### Direction
Give back exactly the lines that run from the line containing "Parse this screenshot: output" through the end of the listing below. Leave out every other line.

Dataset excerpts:
━━━━━━━━━━━━━━━━━━━━━━━━━━━━━━

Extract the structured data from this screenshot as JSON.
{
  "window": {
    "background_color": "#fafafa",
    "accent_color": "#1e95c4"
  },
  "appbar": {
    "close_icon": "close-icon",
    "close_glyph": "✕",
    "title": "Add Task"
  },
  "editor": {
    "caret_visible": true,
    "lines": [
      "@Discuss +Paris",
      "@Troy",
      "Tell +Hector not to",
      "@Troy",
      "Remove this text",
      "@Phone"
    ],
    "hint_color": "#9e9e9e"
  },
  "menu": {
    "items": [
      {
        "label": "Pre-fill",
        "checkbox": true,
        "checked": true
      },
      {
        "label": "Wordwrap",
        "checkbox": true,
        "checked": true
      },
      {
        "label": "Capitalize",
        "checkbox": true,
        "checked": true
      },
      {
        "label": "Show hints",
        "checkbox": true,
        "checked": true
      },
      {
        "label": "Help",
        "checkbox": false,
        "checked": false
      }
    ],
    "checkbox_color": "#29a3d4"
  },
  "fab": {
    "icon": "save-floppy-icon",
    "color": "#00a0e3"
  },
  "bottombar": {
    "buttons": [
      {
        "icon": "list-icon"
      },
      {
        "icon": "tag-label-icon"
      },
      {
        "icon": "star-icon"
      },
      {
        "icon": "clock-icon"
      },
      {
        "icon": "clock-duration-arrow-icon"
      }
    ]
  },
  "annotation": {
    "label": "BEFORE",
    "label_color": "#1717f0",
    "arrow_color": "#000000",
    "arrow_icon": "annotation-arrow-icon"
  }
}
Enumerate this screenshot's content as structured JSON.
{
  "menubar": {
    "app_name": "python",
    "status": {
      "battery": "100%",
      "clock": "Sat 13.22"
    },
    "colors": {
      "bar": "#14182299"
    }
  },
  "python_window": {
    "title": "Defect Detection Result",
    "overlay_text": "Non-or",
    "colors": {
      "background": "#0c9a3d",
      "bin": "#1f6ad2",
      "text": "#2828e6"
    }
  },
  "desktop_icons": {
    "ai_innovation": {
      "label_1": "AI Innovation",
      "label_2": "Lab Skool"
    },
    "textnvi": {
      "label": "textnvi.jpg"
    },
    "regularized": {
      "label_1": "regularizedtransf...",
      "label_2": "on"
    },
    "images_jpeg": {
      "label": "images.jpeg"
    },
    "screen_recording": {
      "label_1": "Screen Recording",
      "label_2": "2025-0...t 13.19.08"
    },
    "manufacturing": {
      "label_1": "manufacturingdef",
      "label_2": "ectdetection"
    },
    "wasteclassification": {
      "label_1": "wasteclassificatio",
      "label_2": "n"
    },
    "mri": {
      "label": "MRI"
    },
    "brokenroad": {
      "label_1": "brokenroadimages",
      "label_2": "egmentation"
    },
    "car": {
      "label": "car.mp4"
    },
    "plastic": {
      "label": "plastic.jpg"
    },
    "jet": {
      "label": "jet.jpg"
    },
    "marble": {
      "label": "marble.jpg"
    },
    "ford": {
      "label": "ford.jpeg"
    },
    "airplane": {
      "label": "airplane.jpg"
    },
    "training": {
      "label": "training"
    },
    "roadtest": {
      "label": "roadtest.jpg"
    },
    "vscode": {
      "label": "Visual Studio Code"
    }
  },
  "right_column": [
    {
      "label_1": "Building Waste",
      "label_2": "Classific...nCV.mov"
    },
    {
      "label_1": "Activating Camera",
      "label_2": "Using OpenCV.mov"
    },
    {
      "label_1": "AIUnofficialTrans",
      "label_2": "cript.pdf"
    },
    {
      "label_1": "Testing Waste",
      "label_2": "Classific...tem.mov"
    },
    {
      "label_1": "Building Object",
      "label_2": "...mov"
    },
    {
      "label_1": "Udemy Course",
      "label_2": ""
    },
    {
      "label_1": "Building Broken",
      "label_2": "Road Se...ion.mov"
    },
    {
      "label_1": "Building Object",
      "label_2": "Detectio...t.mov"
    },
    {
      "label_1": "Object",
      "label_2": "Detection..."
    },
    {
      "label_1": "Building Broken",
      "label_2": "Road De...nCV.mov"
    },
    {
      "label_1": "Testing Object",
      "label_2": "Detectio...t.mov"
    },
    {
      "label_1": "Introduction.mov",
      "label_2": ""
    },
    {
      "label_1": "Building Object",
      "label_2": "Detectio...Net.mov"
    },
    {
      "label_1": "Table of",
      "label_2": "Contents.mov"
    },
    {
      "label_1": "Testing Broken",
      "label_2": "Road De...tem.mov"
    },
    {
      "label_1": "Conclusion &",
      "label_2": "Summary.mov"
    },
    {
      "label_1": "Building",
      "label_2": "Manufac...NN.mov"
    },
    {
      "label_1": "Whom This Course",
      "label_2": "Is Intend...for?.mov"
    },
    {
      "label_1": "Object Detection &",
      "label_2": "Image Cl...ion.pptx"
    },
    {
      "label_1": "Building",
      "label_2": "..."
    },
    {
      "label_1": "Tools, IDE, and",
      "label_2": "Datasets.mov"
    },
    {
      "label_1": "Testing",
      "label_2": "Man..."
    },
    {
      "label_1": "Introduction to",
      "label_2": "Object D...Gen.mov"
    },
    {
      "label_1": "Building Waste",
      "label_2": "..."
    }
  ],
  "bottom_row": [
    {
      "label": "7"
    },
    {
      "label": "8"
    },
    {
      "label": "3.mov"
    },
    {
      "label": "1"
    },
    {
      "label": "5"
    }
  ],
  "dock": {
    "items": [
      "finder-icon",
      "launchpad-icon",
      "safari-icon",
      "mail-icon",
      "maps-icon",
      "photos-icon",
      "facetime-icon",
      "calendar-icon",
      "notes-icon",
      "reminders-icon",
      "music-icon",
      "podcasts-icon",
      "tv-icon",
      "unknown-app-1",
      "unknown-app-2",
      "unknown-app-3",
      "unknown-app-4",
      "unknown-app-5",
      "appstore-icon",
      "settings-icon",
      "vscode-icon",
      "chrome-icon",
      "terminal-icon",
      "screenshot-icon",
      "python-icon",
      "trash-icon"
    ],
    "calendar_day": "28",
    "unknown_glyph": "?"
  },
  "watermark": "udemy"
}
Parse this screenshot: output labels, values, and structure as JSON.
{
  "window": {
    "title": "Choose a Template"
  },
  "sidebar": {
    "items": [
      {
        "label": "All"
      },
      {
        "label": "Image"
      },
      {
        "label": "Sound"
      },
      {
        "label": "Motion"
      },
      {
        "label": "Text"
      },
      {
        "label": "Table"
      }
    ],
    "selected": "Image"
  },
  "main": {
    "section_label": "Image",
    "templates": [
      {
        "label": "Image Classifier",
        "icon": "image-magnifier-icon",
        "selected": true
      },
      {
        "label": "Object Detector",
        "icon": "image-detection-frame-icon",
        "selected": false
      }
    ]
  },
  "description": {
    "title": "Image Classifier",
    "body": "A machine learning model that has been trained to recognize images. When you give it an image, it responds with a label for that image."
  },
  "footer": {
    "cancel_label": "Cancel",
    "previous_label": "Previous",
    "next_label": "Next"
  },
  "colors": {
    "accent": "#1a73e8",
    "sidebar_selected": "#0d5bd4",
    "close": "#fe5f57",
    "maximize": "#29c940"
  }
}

━━━━━━━━━━━━━━━━━━━━━━━━━━━━━━

### Reply to the task
Parse this screenshot: output labels, values, and structure as JSON.
{
  "window": {
    "title": "Choose a Template"
  },
  "sidebar": {
    "items": [
      {
        "label": "All"
      },
      {
        "label": "Image"
      },
      {
        "label": "Sound"
      },
      {
        "label": "Motion"
      },
      {
        "label": "Text"
      },
      {
        "label": "Table"
      }
    ],
    "selected": "Image"
  },
  "main": {
    "section_label": "Image",
    "templates": [
      {
        "label": "Image Classifier",
        "icon": "image-magnifier-icon",
        "selected": true
      },
      {
        "label": "Object Detector",
        "icon": "image-detection-frame-icon",
        "selected": false
      }
    ]
  },
  "description": {
    "title": "Image Classifier",
    "body": "A machine learning model that has been trained to recognize images. When you give it an image, it responds with a label for that image."
  },
  "footer": {
    "cancel_label": "Cancel",
    "previous_label": "Previous",
    "next_label": "Next"
  },
  "colors": {
    "accent": "#1a73e8",
    "sidebar_selected": "#0d5bd4",
    "close": "#fe5f57",
    "maximize": "#29c940"
  }
}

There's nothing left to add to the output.